[JOB]: Gather all lines in the records below that include the word "none".

[Dataset records on visual material]
____________

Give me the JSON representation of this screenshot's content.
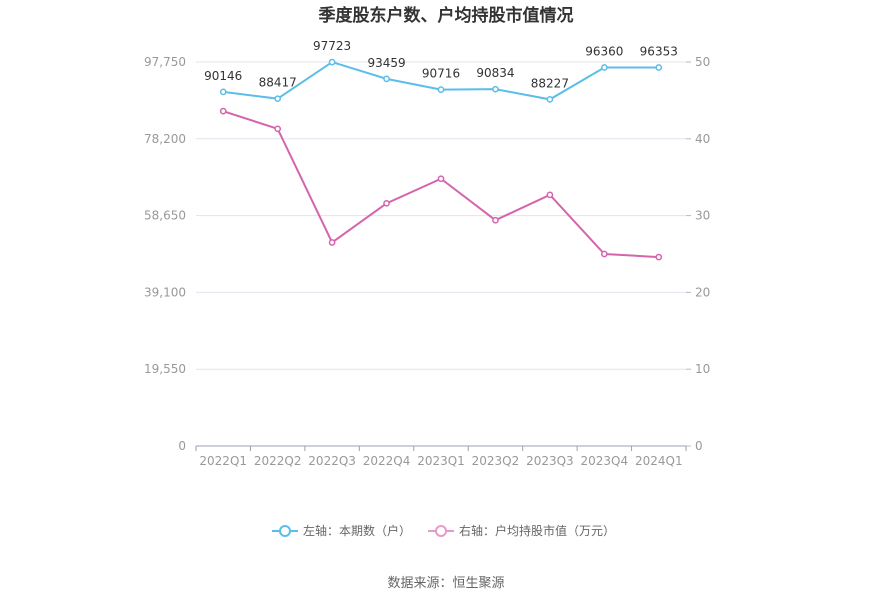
{
  "chart_data": {
    "type": "line",
    "title": "季度股东户数、户均持股市值情况",
    "categories": [
      "2022Q1",
      "2022Q2",
      "2022Q3",
      "2022Q4",
      "2023Q1",
      "2023Q2",
      "2023Q3",
      "2023Q4",
      "2024Q1"
    ],
    "left_axis": {
      "ticks": [
        "0",
        "19,550",
        "39,100",
        "58,650",
        "78,200",
        "97,750"
      ],
      "min": 0,
      "max": 97750
    },
    "right_axis": {
      "ticks": [
        "0",
        "10",
        "20",
        "30",
        "40",
        "50"
      ],
      "min": 0,
      "max": 50
    },
    "series": [
      {
        "name": "左轴：本期数（户）",
        "axis": "left",
        "color": "#5bbde9",
        "values": [
          90146,
          88417,
          97723,
          93459,
          90716,
          90834,
          88227,
          96360,
          96353
        ],
        "labels": [
          "90146",
          "88417",
          "97723",
          "93459",
          "90716",
          "90834",
          "88227",
          "96360",
          "96353"
        ]
      },
      {
        "name": "右轴：户均持股市值（万元）",
        "axis": "right",
        "color": "#d465ad",
        "values": [
          43.6,
          41.3,
          26.5,
          31.6,
          34.8,
          29.4,
          32.7,
          25.0,
          24.6
        ]
      }
    ],
    "grid": true,
    "legend_position": "bottom"
  },
  "source": "数据来源：恒生聚源"
}
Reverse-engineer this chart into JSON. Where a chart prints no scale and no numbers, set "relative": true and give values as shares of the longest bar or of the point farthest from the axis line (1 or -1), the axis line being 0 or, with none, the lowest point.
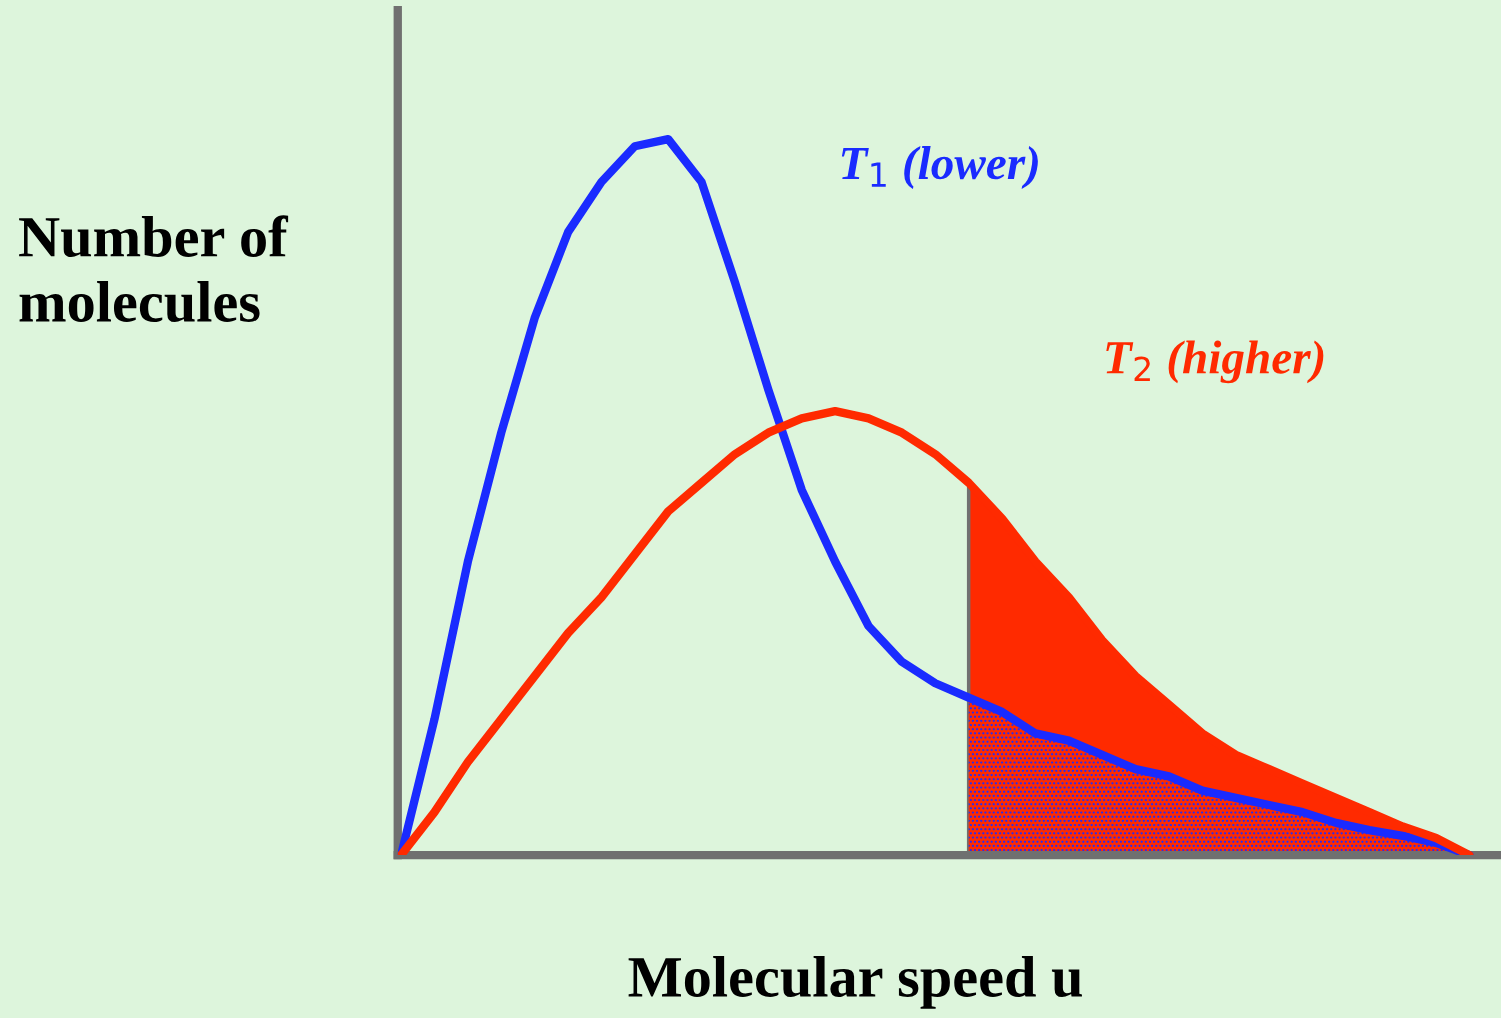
{
  "chart_data": {
    "type": "line",
    "relative": true,
    "xlabel": "Molecular speed u",
    "ylabel": "Number of\nmolecules",
    "categories": [
      null,
      null,
      null,
      null,
      null,
      null,
      null,
      null,
      null,
      null,
      null,
      null,
      null,
      null,
      null,
      null,
      null,
      null,
      null,
      null,
      null,
      null,
      null,
      null,
      null,
      null,
      null,
      null,
      null,
      null,
      null,
      null,
      null
    ],
    "series": [
      {
        "type": "area",
        "color": "#ff2a00",
        "values": [
          null,
          null,
          null,
          null,
          null,
          null,
          null,
          null,
          null,
          null,
          null,
          null,
          null,
          null,
          null,
          null,
          null,
          0.52,
          0.47,
          0.41,
          0.36,
          0.3,
          0.25,
          0.21,
          0.17,
          0.14,
          0.12,
          0.1,
          0.08,
          0.06,
          0.04,
          0.024,
          0
        ]
      },
      {
        "type": "area",
        "color": "#6a2fb0",
        "values": [
          null,
          null,
          null,
          null,
          null,
          null,
          null,
          null,
          null,
          null,
          null,
          null,
          null,
          null,
          null,
          null,
          null,
          0.22,
          0.2,
          0.17,
          0.16,
          0.14,
          0.12,
          0.11,
          0.09,
          0.08,
          0.07,
          0.06,
          0.045,
          0.035,
          0.027,
          0.017,
          0
        ]
      },
      {
        "name": "T$_{1}$ (lower)",
        "color": "#1a2bff",
        "values": [
          0,
          0.19,
          0.41,
          0.59,
          0.75,
          0.87,
          0.94,
          0.99,
          1.0,
          0.94,
          0.8,
          0.65,
          0.51,
          0.41,
          0.32,
          0.27,
          0.24,
          0.22,
          0.2,
          0.17,
          0.16,
          0.14,
          0.12,
          0.11,
          0.09,
          0.08,
          0.07,
          0.06,
          0.045,
          0.035,
          0.027,
          0.017,
          0
        ]
      },
      {
        "name": "T$_{2}$ (higher)",
        "color": "#ff2a00",
        "values": [
          0,
          0.06,
          0.13,
          0.19,
          0.25,
          0.31,
          0.36,
          0.42,
          0.48,
          0.52,
          0.56,
          0.59,
          0.61,
          0.62,
          0.61,
          0.59,
          0.56,
          0.52,
          0.47,
          0.41,
          0.36,
          0.3,
          0.25,
          0.21,
          0.17,
          0.14,
          0.12,
          0.1,
          0.08,
          0.06,
          0.04,
          0.024,
          0
        ]
      }
    ],
    "marker": "none",
    "line_style": "solid"
  }
}
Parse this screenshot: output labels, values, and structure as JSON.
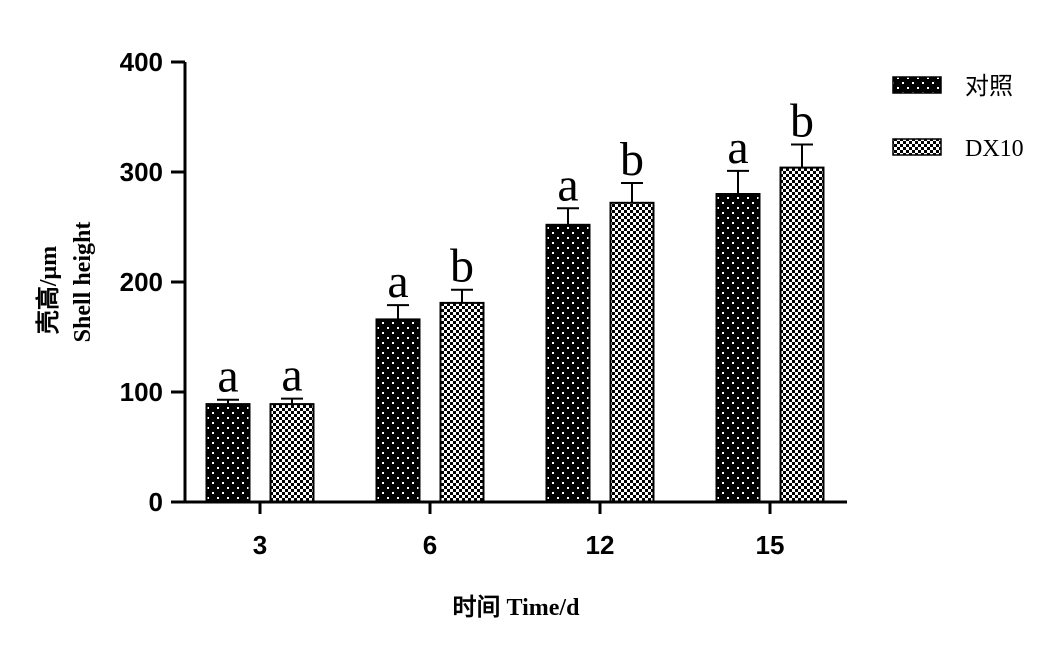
{
  "chart_data": {
    "type": "bar",
    "categories": [
      "3",
      "6",
      "12",
      "15"
    ],
    "series": [
      {
        "name": "对照",
        "values": [
          89,
          166,
          252,
          280
        ],
        "errors": [
          4,
          13,
          15,
          21
        ],
        "labels": [
          "a",
          "a",
          "a",
          "a"
        ],
        "color": "#000000",
        "pattern": "dots"
      },
      {
        "name": "DX10",
        "values": [
          89,
          181,
          272,
          304
        ],
        "errors": [
          5,
          12,
          18,
          21
        ],
        "labels": [
          "a",
          "b",
          "b",
          "b"
        ],
        "color": "#000000",
        "pattern": "checker"
      }
    ],
    "ylim": [
      0,
      400
    ],
    "yticks": [
      0,
      100,
      200,
      300,
      400
    ],
    "xlabel": "时间  Time/d",
    "ylabel_line1": "壳高/μm",
    "ylabel_line2": "Shell height",
    "legend_position": "top-right",
    "grid": false
  }
}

____________

[RESPONSE TO THIS EXERCISE]:
Reverse-engineer this chart into JSON. Where a chart prints no scale and no numbers, set "relative": true and give values as shares of the longest bar or of the point farthest from the axis line (1 or -1), the axis line being 0 or, with none, the lowest point.
    "marker": "none",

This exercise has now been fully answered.